■ **WHAT THE TASK ASKS**: Read through the data, and wherever a line holds the word "Yata", write that line out.

[Document page data]
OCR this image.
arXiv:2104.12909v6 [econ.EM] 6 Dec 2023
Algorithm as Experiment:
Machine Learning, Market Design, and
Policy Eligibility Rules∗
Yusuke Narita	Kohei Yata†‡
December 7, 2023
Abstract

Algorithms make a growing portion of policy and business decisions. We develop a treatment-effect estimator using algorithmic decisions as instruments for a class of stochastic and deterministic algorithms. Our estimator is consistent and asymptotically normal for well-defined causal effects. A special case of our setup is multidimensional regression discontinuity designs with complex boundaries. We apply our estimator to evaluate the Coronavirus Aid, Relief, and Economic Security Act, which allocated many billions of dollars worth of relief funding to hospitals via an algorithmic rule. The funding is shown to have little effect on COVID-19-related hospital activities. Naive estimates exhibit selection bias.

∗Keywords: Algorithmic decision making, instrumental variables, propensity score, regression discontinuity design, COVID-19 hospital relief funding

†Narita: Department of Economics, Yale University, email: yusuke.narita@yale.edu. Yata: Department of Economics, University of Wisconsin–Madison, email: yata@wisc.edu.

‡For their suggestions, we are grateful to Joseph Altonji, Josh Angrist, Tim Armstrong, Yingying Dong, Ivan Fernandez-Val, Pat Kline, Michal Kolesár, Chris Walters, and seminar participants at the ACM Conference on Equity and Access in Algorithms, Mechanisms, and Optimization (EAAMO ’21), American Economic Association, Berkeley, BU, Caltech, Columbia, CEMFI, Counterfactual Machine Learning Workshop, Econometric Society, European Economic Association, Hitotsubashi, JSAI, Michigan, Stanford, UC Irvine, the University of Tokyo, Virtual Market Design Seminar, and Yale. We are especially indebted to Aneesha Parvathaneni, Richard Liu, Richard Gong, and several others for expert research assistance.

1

■ **WRITTEN ANSWER**:
Yusuke Narita	Kohei Yata†‡
†Narita: Department of Economics, Yale University, email: yusuke.narita@yale.edu. Yata: Department of Economics, University of Wisconsin–Madison, email: yata@wisc.edu.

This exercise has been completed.